Work to be completed:
Print each line of the listing once more, precisely as given.
=== The data ===
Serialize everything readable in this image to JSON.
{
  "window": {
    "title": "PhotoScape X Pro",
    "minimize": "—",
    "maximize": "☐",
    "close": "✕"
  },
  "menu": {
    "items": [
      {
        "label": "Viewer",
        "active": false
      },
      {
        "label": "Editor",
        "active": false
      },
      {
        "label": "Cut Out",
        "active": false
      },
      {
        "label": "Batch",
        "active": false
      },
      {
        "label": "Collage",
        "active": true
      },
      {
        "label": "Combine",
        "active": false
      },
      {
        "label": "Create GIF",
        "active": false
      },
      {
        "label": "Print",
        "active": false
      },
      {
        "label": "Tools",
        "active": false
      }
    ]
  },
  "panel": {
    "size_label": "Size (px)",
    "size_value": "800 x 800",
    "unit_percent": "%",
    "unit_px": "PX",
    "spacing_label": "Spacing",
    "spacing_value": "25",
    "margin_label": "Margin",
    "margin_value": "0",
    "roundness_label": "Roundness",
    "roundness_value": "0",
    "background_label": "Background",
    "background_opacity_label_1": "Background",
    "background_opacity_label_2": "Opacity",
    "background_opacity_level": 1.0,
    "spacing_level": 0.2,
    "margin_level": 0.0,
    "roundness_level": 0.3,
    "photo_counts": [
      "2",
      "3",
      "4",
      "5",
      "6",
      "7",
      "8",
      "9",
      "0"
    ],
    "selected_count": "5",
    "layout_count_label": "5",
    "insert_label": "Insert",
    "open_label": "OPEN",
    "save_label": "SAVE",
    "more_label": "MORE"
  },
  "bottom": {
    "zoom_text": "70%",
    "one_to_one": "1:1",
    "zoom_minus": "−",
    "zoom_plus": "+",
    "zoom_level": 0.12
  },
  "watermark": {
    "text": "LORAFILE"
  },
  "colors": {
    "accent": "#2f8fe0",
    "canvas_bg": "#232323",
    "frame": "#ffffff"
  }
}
===
Written answer:
Serialize everything readable in this image to JSON.
{
  "window": {
    "title": "PhotoScape X Pro",
    "minimize": "—",
    "maximize": "☐",
    "close": "✕"
  },
  "menu": {
    "items": [
      {
        "label": "Viewer",
        "active": false
      },
      {
        "label": "Editor",
        "active": false
      },
      {
        "label": "Cut Out",
        "active": false
      },
      {
        "label": "Batch",
        "active": false
      },
      {
        "label": "Collage",
        "active": true
      },
      {
        "label": "Combine",
        "active": false
      },
      {
        "label": "Create GIF",
        "active": false
      },
      {
        "label": "Print",
        "active": false
      },
      {
        "label": "Tools",
        "active": false
      }
    ]
  },
  "panel": {
    "size_label": "Size (px)",
    "size_value": "800 x 800",
    "unit_percent": "%",
    "unit_px": "PX",
    "spacing_label": "Spacing",
    "spacing_value": "25",
    "margin_label": "Margin",
    "margin_value": "0",
    "roundness_label": "Roundness",
    "roundness_value": "0",
    "background_label": "Background",
    "background_opacity_label_1": "Background",
    "background_opacity_label_2": "Opacity",
    "background_opacity_level": 1.0,
    "spacing_level": 0.2,
    "margin_level": 0.0,
    "roundness_level": 0.3,
    "photo_counts": [
      "2",
      "3",
      "4",
      "5",
      "6",
      "7",
      "8",
      "9",
      "0"
    ],
    "selected_count": "5",
    "layout_count_label": "5",
    "insert_label": "Insert",
    "open_label": "OPEN",
    "save_label": "SAVE",
    "more_label": "MORE"
  },
  "bottom": {
    "zoom_text": "70%",
    "one_to_one": "1:1",
    "zoom_minus": "−",
    "zoom_plus": "+",
    "zoom_level": 0.12
  },
  "watermark": {
    "text": "LORAFILE"
  },
  "colors": {
    "accent": "#2f8fe0",
    "canvas_bg": "#232323",
    "frame": "#ffffff"
  }
}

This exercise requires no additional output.